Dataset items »
────────────────────────────────────────
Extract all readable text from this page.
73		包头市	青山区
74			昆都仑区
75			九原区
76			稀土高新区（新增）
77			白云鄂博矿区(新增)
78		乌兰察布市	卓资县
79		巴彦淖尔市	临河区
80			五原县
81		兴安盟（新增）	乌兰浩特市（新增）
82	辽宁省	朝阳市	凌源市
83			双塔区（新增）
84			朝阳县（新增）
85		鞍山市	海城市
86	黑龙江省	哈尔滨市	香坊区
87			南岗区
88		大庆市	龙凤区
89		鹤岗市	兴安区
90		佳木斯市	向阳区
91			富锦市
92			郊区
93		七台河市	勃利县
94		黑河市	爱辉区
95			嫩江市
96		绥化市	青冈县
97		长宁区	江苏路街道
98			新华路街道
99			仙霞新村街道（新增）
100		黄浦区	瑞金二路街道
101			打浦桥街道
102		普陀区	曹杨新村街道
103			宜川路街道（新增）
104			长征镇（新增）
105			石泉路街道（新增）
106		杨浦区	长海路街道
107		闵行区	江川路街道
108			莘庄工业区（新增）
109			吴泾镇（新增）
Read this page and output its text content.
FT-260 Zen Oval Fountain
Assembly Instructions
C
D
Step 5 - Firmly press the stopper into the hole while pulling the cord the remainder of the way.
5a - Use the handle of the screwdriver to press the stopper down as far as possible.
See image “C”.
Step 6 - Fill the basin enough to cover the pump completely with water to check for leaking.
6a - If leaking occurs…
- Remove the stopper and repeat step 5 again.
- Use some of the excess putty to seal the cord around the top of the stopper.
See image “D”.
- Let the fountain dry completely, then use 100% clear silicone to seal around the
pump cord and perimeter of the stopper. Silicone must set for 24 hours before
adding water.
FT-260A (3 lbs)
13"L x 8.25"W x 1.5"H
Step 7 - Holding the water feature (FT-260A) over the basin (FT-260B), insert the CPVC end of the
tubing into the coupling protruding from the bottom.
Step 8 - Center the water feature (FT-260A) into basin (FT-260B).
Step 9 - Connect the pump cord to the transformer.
────────────────────────────────────────
Task description » Lines that include the word "text" — how many are there in the data? Answer with the number alone.

Written solution » 2